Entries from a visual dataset
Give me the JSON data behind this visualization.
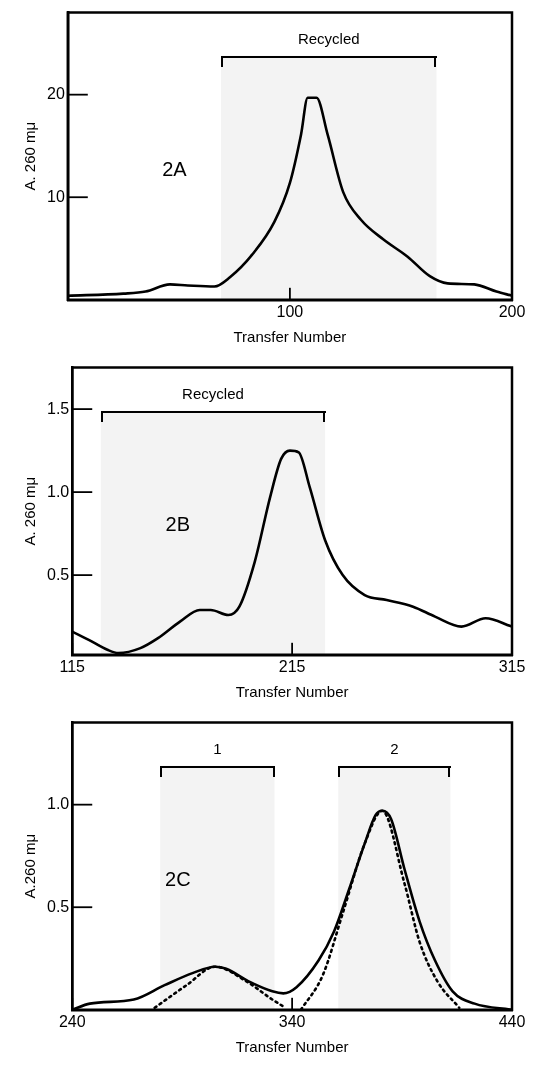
{
  "chart_data": [
    {
      "type": "line",
      "xlabel": "Transfer Number",
      "ylabel": "A. 260 mμ",
      "xlim": [
        0,
        200
      ],
      "xticks": [
        100,
        200
      ],
      "ylim": [
        0,
        28
      ],
      "yticks": [
        10,
        20
      ],
      "marker": "none",
      "annotations": [
        "2A"
      ],
      "bands": [
        {
          "axis": "x",
          "from": 69,
          "to": 166,
          "label": "Recycled"
        }
      ],
      "series": [
        {
          "color": "#000000",
          "line_style": "solid",
          "x": [
            0,
            25,
            35,
            46,
            54,
            66,
            73,
            83,
            93,
            100,
            105,
            108,
            112,
            117,
            124,
            132,
            142,
            153,
            163,
            171,
            183,
            193,
            200
          ],
          "values": [
            0.4,
            0.6,
            0.8,
            1.5,
            1.4,
            1.3,
            2.2,
            4.4,
            7.6,
            11.4,
            16.1,
            19.7,
            19.7,
            16.1,
            10.5,
            7.8,
            5.9,
            4.2,
            2.3,
            1.6,
            1.5,
            0.8,
            0.4
          ]
        }
      ]
    },
    {
      "type": "line",
      "xlabel": "Transfer Number",
      "ylabel": "A. 260 mμ",
      "xlim": [
        115,
        315
      ],
      "xticks": [
        115,
        215,
        315
      ],
      "ylim": [
        0.02,
        1.75
      ],
      "yticks": [
        0.5,
        {
          "value": 1.0,
          "label": "1.0"
        },
        1.5
      ],
      "marker": "none",
      "annotations": [
        "2B"
      ],
      "bands": [
        {
          "axis": "x",
          "from": 128,
          "to": 230,
          "label": "Recycled"
        }
      ],
      "series": [
        {
          "color": "#000000",
          "line_style": "solid",
          "x": [
            115,
            122.5,
            131,
            136,
            146,
            154,
            164,
            173,
            178,
            186,
            191,
            198,
            205,
            210,
            214,
            218,
            223,
            230,
            238,
            248,
            258,
            270,
            280,
            292,
            303,
            315
          ],
          "values": [
            0.16,
            0.11,
            0.05,
            0.03,
            0.06,
            0.12,
            0.22,
            0.29,
            0.29,
            0.26,
            0.31,
            0.58,
            0.97,
            1.2,
            1.25,
            1.24,
            1.03,
            0.71,
            0.5,
            0.38,
            0.35,
            0.31,
            0.25,
            0.19,
            0.24,
            0.19
          ]
        }
      ]
    },
    {
      "type": "line",
      "xlabel": "Transfer Number",
      "ylabel": "A.260 mμ",
      "xlim": [
        240,
        440
      ],
      "xticks": [
        240,
        340,
        440
      ],
      "ylim": [
        0,
        1.4
      ],
      "yticks": [
        0.5,
        {
          "value": 1.0,
          "label": "1.0"
        }
      ],
      "marker": "none",
      "annotations": [
        "2C"
      ],
      "bands": [
        {
          "axis": "x",
          "from": 280,
          "to": 332,
          "label": "1"
        },
        {
          "axis": "x",
          "from": 361,
          "to": 412,
          "label": "2"
        }
      ],
      "series": [
        {
          "color": "#000000",
          "line_style": "solid",
          "x": [
            240,
            248,
            268,
            282,
            295,
            305,
            310,
            320,
            331,
            336,
            342,
            352,
            359,
            366,
            373,
            378,
            381,
            385,
            391,
            398,
            405,
            413,
            423,
            440
          ],
          "values": [
            0,
            0.03,
            0.05,
            0.12,
            0.18,
            0.21,
            0.2,
            0.14,
            0.09,
            0.08,
            0.11,
            0.24,
            0.38,
            0.59,
            0.81,
            0.95,
            0.97,
            0.93,
            0.69,
            0.43,
            0.24,
            0.09,
            0.03,
            0
          ]
        },
        {
          "color": "#000000",
          "line_style": "dotted",
          "x": [
            277.5,
            292,
            305,
            319,
            331,
            337,
            340,
            344,
            354,
            363,
            373,
            381,
            391,
            398,
            406,
            416
          ],
          "values": [
            0.01,
            0.12,
            0.21,
            0.14,
            0.05,
            0.01,
            null,
            0,
            0.17,
            0.47,
            0.81,
            0.97,
            0.62,
            0.33,
            0.14,
            0.01
          ]
        }
      ]
    }
  ]
}
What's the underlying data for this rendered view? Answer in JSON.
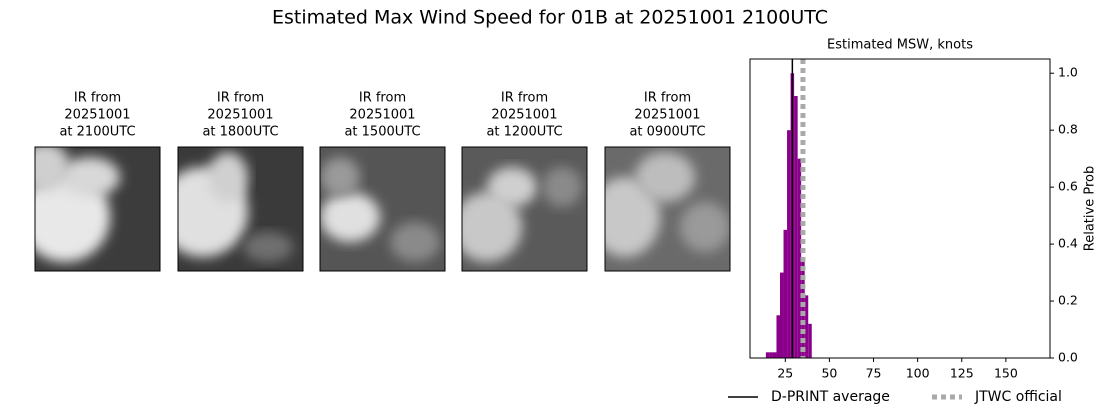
{
  "title": "Estimated Max Wind Speed for 01B at 20251001 2100UTC",
  "panels": [
    {
      "label": [
        "IR from",
        "20251001",
        "at 2100UTC"
      ]
    },
    {
      "label": [
        "IR from",
        "20251001",
        "at 1800UTC"
      ]
    },
    {
      "label": [
        "IR from",
        "20251001",
        "at 1500UTC"
      ]
    },
    {
      "label": [
        "IR from",
        "20251001",
        "at 1200UTC"
      ]
    },
    {
      "label": [
        "IR from",
        "20251001",
        "at 0900UTC"
      ]
    }
  ],
  "chart_data": {
    "type": "histogram",
    "title": "Estimated MSW, knots",
    "ylabel": "Relative Prob",
    "bins": [
      14,
      16,
      18,
      20,
      22,
      24,
      26,
      28,
      30,
      32,
      34,
      36,
      38,
      40
    ],
    "values": [
      0.02,
      0.02,
      0.02,
      0.15,
      0.3,
      0.45,
      0.8,
      1.0,
      0.92,
      0.7,
      0.35,
      0.22,
      0.12
    ],
    "color": "#8b008b",
    "xlim": [
      5,
      175
    ],
    "xticks": [
      25,
      50,
      75,
      100,
      125,
      150
    ],
    "ylim": [
      0,
      1.05
    ],
    "yticks": [
      {
        "value": 0,
        "label": "0.0"
      },
      {
        "value": 0.2,
        "label": "0.2"
      },
      {
        "value": 0.4,
        "label": "0.4"
      },
      {
        "value": 0.6,
        "label": "0.6"
      },
      {
        "value": 0.8,
        "label": "0.8"
      },
      {
        "value": 1,
        "label": "1.0"
      }
    ],
    "lines": [
      {
        "name": "D-PRINT average",
        "value": 29,
        "color": "#000000",
        "style": "solid"
      },
      {
        "name": "JTWC official",
        "value": 35,
        "color": "#aaaaaa",
        "style": "dotted"
      }
    ]
  }
}
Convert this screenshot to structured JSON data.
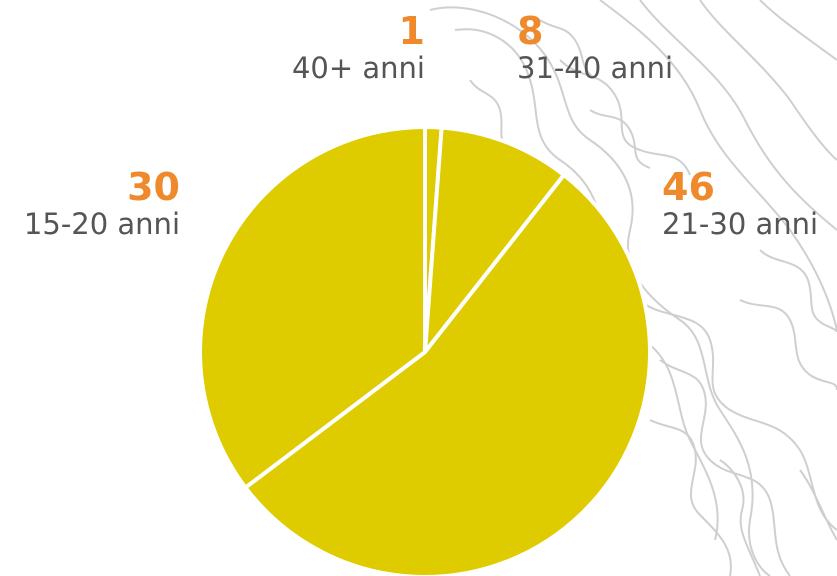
{
  "chart_data": {
    "type": "pie",
    "slices": [
      {
        "label": "40+ anni",
        "value": 1
      },
      {
        "label": "31-40 anni",
        "value": 8
      },
      {
        "label": "21-30 anni",
        "value": 46
      },
      {
        "label": "15-20 anni",
        "value": 30
      }
    ],
    "title": "",
    "legend": "none",
    "slice_color": "#dfcc00",
    "value_color": "#ef8a2c",
    "label_color": "#555555",
    "background_art": "topographic contour line illustration, light gray"
  }
}
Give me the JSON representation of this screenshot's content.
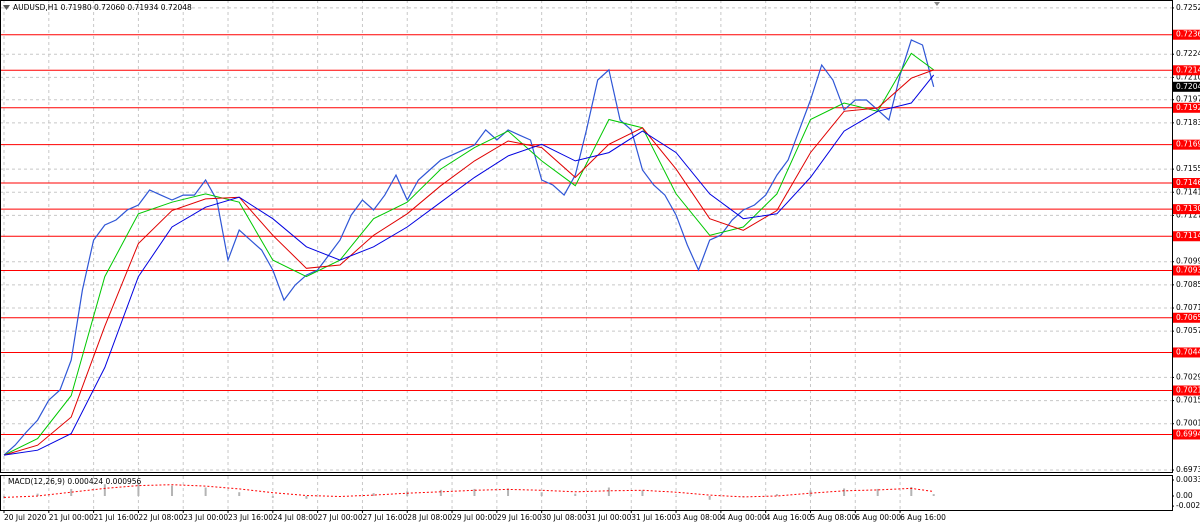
{
  "chart_data": [
    {
      "type": "line",
      "title": "AUDUSD,H1  0.71980 0.72060 0.71934 0.72048",
      "xlim": [
        -1.43,
        417.1
      ],
      "ylim": [
        0.69718,
        0.72573
      ],
      "xticks": [
        {
          "value": 0,
          "label": "20 Jul 2020"
        },
        {
          "value": 16,
          "label": "21 Jul 00:00"
        },
        {
          "value": 32,
          "label": "21 Jul 16:00"
        },
        {
          "value": 48,
          "label": "22 Jul 08:00"
        },
        {
          "value": 64,
          "label": "23 Jul 00:00"
        },
        {
          "value": 80,
          "label": "23 Jul 16:00"
        },
        {
          "value": 96,
          "label": "24 Jul 08:00"
        },
        {
          "value": 112,
          "label": "27 Jul 00:00"
        },
        {
          "value": 128,
          "label": "27 Jul 16:00"
        },
        {
          "value": 144,
          "label": "28 Jul 08:00"
        },
        {
          "value": 160,
          "label": "29 Jul 00:00"
        },
        {
          "value": 176,
          "label": "29 Jul 16:00"
        },
        {
          "value": 192,
          "label": "30 Jul 08:00"
        },
        {
          "value": 208,
          "label": "31 Jul 00:00"
        },
        {
          "value": 224,
          "label": "31 Jul 16:00"
        },
        {
          "value": 240,
          "label": "3 Aug 08:00"
        },
        {
          "value": 256,
          "label": "4 Aug 00:00"
        },
        {
          "value": 272,
          "label": "4 Aug 16:00"
        },
        {
          "value": 288,
          "label": "5 Aug 08:00"
        },
        {
          "value": 304,
          "label": "6 Aug 00:00"
        },
        {
          "value": 320,
          "label": "6 Aug 16:00"
        }
      ],
      "yticks": [
        0.72525,
        0.72245,
        0.72105,
        {
          "value": 0.7197,
          "label": "0.71970"
        },
        {
          "value": 0.7183,
          "label": "0.71830"
        },
        {
          "value": 0.7155,
          "label": "0.71550"
        },
        {
          "value": 0.7141,
          "label": "0.71410"
        },
        {
          "value": 0.7127,
          "label": "0.71270"
        },
        {
          "value": 0.7099,
          "label": "0.70990"
        },
        {
          "value": 0.7085,
          "label": "0.70850"
        },
        {
          "value": 0.7071,
          "label": "0.70710"
        },
        {
          "value": 0.7057,
          "label": "0.70570"
        },
        {
          "value": 0.7029,
          "label": "0.70290"
        },
        {
          "value": 0.7015,
          "label": "0.70150"
        },
        {
          "value": 0.7001,
          "label": "0.70010"
        },
        {
          "value": 0.6973,
          "label": "0.69730"
        }
      ],
      "grid": true,
      "levels": [
        0.72363,
        0.72148,
        0.71921,
        0.71698,
        0.71466,
        0.71308,
        0.71144,
        0.70937,
        0.70651,
        0.70441,
        0.70211,
        0.69945
      ],
      "level_color": "#ff0000",
      "current": 0.72048,
      "series": [
        {
          "color": "#2f56d6",
          "width": 1.2,
          "x": [
            0,
            4,
            8,
            12,
            16,
            20,
            24,
            28,
            32,
            36,
            40,
            44,
            48,
            52,
            56,
            60,
            64,
            68,
            72,
            76,
            80,
            84,
            88,
            92,
            96,
            100,
            104,
            108,
            112,
            116,
            120,
            124,
            128,
            132,
            136,
            140,
            144,
            148,
            152,
            156,
            160,
            164,
            168,
            172,
            176,
            180,
            184,
            188,
            192,
            196,
            200,
            204,
            208,
            212,
            216,
            220,
            224,
            228,
            232,
            236,
            240,
            244,
            248,
            252,
            256,
            260,
            264,
            268,
            272,
            276,
            280,
            284,
            288,
            292,
            296,
            300,
            304,
            308,
            312,
            316,
            320,
            324,
            328,
            332
          ],
          "values": [
            0.6982,
            0.69881,
            0.6996,
            0.70032,
            0.70153,
            0.70214,
            0.70395,
            0.70819,
            0.71121,
            0.71212,
            0.71242,
            0.71303,
            0.71333,
            0.71424,
            0.71393,
            0.71363,
            0.71393,
            0.71393,
            0.71484,
            0.71363,
            0.71,
            0.71182,
            0.71121,
            0.71061,
            0.7094,
            0.70758,
            0.70849,
            0.70909,
            0.7094,
            0.7103,
            0.71121,
            0.71272,
            0.71363,
            0.71303,
            0.71393,
            0.71514,
            0.71363,
            0.71484,
            0.71545,
            0.71605,
            0.71635,
            0.71666,
            0.71696,
            0.71787,
            0.71726,
            0.71787,
            0.71756,
            0.71726,
            0.71484,
            0.71454,
            0.71393,
            0.71514,
            0.71787,
            0.72089,
            0.7215,
            0.71847,
            0.71787,
            0.71545,
            0.71454,
            0.71393,
            0.71272,
            0.71091,
            0.7094,
            0.71121,
            0.71151,
            0.71242,
            0.71303,
            0.71333,
            0.71393,
            0.71514,
            0.71605,
            0.71787,
            0.71968,
            0.7218,
            0.72089,
            0.71908,
            0.71968,
            0.71968,
            0.71908,
            0.71847,
            0.72119,
            0.72331,
            0.72301,
            0.72048
          ]
        },
        {
          "color": "#00c800",
          "width": 1,
          "x": [
            0,
            12,
            24,
            36,
            48,
            60,
            72,
            84,
            96,
            108,
            120,
            132,
            144,
            156,
            168,
            180,
            192,
            204,
            216,
            228,
            240,
            252,
            264,
            276,
            288,
            300,
            312,
            324,
            332
          ],
          "values": [
            0.6982,
            0.6992,
            0.7018,
            0.709,
            0.7128,
            0.7135,
            0.714,
            0.7135,
            0.71,
            0.709,
            0.71,
            0.7125,
            0.7135,
            0.7155,
            0.7168,
            0.7178,
            0.716,
            0.7145,
            0.7185,
            0.718,
            0.714,
            0.7115,
            0.712,
            0.714,
            0.7185,
            0.7195,
            0.719,
            0.7225,
            0.7215
          ]
        },
        {
          "color": "#e00000",
          "width": 1,
          "x": [
            0,
            12,
            24,
            36,
            48,
            60,
            72,
            84,
            96,
            108,
            120,
            132,
            144,
            156,
            168,
            180,
            192,
            204,
            216,
            228,
            240,
            252,
            264,
            276,
            288,
            300,
            312,
            324,
            332
          ],
          "values": [
            0.6982,
            0.6988,
            0.7005,
            0.706,
            0.711,
            0.713,
            0.7137,
            0.7138,
            0.7115,
            0.7095,
            0.7097,
            0.7115,
            0.7128,
            0.7145,
            0.716,
            0.7172,
            0.7168,
            0.715,
            0.717,
            0.718,
            0.7155,
            0.7125,
            0.7118,
            0.713,
            0.7165,
            0.719,
            0.7192,
            0.721,
            0.7215
          ]
        },
        {
          "color": "#0000e0",
          "width": 1,
          "x": [
            0,
            12,
            24,
            36,
            48,
            60,
            72,
            84,
            96,
            108,
            120,
            132,
            144,
            156,
            168,
            180,
            192,
            204,
            216,
            228,
            240,
            252,
            264,
            276,
            288,
            300,
            312,
            324,
            332
          ],
          "values": [
            0.6982,
            0.6985,
            0.6995,
            0.7035,
            0.709,
            0.712,
            0.7132,
            0.7138,
            0.7125,
            0.7108,
            0.71,
            0.7108,
            0.712,
            0.7135,
            0.715,
            0.7163,
            0.717,
            0.716,
            0.7165,
            0.7178,
            0.7165,
            0.714,
            0.7125,
            0.7128,
            0.715,
            0.7178,
            0.719,
            0.7195,
            0.7212
          ]
        }
      ]
    },
    {
      "type": "macd",
      "title": "MACD(12,26,9) 0.000424 0.000956",
      "xlim": [
        -1.43,
        417.1
      ],
      "ylim": [
        -0.00297,
        0.00424
      ],
      "yticks": [
        0.003394,
        {
          "value": 0,
          "label": "0.00"
        },
        -0.00214
      ],
      "series": [
        {
          "style": "histogram",
          "color": "#b4b4b4",
          "x": [
            0,
            12,
            24,
            36,
            48,
            60,
            72,
            84,
            96,
            108,
            120,
            132,
            144,
            156,
            168,
            180,
            192,
            204,
            216,
            228,
            240,
            252,
            264,
            276,
            288,
            300,
            312,
            324,
            332
          ],
          "values": [
            -0.0005,
            0.0005,
            0.0015,
            0.0025,
            0.0027,
            0.0022,
            0.0018,
            0.0008,
            -0.0004,
            -0.0006,
            0,
            0.0006,
            0.001,
            0.0013,
            0.0015,
            0.0016,
            0.0008,
            0.0005,
            0.0018,
            0.0012,
            0,
            -0.0008,
            -0.0002,
            0.0004,
            0.0012,
            0.0016,
            0.0015,
            0.0019,
            0.0004
          ]
        },
        {
          "style": "dotted",
          "color": "#ff0000",
          "x": [
            0,
            12,
            24,
            36,
            48,
            60,
            72,
            84,
            96,
            108,
            120,
            132,
            144,
            156,
            168,
            180,
            192,
            204,
            216,
            228,
            240,
            252,
            264,
            276,
            288,
            300,
            312,
            324,
            332
          ],
          "values": [
            -0.0003,
            0,
            0.0008,
            0.0016,
            0.0022,
            0.0024,
            0.0021,
            0.0015,
            0.0007,
            0.0001,
            -0.0001,
            0.0002,
            0.0006,
            0.0009,
            0.0012,
            0.0014,
            0.0012,
            0.0009,
            0.0011,
            0.0012,
            0.0008,
            0.0002,
            -0.0002,
            0,
            0.0006,
            0.0011,
            0.0013,
            0.0016,
            0.00096
          ]
        }
      ]
    }
  ]
}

» **AIM OF THE TASK**
Pull every line containing "dotted" from the data.

» **OUTPUT OF THE EXERCISE**
          "line_style": "dotted",
        "style": "dotted"
          "style": "dotted",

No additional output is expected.